Figure dataset records:
○ ○ ○ ○ ○ ○ ○
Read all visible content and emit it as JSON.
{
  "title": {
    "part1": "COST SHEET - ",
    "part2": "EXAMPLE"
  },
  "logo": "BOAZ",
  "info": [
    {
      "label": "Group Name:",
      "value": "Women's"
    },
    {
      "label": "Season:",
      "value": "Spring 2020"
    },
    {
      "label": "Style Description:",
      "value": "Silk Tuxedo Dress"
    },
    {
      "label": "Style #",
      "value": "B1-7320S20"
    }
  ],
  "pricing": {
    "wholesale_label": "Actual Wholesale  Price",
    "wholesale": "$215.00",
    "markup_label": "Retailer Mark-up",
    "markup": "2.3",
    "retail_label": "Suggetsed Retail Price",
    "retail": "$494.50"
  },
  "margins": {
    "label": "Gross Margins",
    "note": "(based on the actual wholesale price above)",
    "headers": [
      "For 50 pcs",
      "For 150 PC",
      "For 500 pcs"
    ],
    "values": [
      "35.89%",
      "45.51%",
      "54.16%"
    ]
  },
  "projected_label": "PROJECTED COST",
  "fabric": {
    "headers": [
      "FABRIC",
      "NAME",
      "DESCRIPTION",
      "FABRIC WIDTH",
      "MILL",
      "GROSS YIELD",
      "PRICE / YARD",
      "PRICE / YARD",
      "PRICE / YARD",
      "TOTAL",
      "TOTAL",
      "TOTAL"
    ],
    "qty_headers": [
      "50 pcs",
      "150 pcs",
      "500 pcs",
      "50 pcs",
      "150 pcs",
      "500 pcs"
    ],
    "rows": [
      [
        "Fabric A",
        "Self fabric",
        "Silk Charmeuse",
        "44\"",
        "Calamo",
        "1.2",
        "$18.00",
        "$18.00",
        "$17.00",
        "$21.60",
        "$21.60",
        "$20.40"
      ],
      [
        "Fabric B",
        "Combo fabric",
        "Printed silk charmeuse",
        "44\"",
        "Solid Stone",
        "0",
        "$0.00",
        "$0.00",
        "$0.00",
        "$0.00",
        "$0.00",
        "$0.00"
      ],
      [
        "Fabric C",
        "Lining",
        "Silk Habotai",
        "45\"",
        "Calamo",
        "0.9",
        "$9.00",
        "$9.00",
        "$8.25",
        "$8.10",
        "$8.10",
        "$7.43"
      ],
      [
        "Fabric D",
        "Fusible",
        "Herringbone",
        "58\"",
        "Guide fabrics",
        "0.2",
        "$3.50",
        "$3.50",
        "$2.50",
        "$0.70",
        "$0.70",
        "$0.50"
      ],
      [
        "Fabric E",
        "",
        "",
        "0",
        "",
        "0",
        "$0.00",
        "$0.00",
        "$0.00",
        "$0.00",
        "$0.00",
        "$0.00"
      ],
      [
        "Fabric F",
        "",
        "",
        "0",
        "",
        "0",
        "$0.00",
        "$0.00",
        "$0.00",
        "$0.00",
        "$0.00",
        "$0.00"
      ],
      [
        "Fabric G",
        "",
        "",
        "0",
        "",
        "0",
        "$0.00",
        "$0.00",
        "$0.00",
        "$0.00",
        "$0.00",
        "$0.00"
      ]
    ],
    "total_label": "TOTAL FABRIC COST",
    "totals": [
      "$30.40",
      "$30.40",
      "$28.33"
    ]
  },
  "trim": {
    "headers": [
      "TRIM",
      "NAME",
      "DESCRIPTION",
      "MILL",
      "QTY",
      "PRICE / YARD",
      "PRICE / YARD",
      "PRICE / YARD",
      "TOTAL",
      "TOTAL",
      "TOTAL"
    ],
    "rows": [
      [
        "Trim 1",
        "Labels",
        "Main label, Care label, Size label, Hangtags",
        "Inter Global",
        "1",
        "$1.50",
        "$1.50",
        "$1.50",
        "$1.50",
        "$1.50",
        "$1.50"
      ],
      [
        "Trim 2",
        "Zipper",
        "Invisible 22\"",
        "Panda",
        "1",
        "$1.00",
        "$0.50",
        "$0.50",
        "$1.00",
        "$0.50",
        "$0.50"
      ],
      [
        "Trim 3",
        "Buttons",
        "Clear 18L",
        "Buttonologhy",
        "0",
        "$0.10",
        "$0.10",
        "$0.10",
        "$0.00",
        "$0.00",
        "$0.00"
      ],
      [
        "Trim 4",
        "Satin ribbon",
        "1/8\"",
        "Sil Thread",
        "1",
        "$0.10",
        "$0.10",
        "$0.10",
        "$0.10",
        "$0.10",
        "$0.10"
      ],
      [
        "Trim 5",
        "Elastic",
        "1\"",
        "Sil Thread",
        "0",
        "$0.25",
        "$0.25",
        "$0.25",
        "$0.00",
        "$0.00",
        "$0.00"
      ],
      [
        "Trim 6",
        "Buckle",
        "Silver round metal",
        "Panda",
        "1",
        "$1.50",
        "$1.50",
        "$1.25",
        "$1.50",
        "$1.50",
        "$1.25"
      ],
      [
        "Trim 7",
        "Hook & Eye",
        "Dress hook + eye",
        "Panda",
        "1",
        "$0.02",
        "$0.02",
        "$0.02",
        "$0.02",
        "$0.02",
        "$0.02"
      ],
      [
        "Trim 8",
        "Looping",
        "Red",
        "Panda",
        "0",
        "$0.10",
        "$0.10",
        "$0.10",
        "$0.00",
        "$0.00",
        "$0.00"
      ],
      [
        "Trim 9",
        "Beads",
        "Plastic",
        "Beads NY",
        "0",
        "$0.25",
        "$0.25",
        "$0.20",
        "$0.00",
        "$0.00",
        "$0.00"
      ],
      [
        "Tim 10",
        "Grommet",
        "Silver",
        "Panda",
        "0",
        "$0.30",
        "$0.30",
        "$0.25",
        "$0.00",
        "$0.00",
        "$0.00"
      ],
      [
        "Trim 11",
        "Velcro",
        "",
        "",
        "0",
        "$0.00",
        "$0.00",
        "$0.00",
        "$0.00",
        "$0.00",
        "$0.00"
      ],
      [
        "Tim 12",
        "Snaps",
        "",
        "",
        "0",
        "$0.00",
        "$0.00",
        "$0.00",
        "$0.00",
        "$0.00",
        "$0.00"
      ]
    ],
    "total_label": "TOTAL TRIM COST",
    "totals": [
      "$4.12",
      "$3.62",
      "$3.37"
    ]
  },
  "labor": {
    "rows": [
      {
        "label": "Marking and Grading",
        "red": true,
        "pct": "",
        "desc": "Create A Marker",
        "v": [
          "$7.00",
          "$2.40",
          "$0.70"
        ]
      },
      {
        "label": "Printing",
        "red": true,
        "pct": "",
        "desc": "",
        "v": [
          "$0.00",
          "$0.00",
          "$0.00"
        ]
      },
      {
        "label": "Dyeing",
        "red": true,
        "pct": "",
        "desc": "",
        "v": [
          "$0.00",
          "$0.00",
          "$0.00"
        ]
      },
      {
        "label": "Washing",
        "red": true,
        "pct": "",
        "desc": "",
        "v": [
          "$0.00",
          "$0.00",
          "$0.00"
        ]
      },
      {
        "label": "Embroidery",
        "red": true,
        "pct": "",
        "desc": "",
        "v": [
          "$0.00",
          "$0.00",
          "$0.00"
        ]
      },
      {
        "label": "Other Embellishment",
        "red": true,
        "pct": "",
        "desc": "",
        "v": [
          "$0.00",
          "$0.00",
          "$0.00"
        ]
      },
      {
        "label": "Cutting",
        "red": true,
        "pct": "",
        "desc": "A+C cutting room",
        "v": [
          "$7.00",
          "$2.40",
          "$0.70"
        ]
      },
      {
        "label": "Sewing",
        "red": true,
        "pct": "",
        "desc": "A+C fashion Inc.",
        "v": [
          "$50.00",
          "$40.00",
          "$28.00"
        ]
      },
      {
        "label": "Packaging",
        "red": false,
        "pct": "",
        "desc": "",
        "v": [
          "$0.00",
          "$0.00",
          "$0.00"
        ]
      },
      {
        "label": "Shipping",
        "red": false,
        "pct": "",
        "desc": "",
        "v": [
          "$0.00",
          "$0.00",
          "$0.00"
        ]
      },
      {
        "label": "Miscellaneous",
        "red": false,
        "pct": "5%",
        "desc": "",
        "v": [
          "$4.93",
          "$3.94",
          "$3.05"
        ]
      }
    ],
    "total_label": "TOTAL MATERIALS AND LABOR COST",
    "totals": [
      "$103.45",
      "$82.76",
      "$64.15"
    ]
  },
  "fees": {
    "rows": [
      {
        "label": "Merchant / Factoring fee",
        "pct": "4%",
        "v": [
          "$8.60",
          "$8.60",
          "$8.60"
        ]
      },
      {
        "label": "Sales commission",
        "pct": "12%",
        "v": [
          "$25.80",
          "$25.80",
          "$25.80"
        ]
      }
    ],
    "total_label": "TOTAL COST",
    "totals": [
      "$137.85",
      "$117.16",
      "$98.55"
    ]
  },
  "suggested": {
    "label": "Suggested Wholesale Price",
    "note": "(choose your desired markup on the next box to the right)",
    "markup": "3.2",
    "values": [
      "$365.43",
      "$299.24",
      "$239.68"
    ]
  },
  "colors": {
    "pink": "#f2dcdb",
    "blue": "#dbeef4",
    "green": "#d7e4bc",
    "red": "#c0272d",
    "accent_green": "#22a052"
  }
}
○ ○ ○ ○ ○ ○ ○
PROMPT –
From the material above, copy each line that includes the word "note".

RESPONSE FOR THIS EXERCISE –
    "note": "(based on the actual wholesale price above)",
    "note": "(choose your desired markup on the next box to the right)",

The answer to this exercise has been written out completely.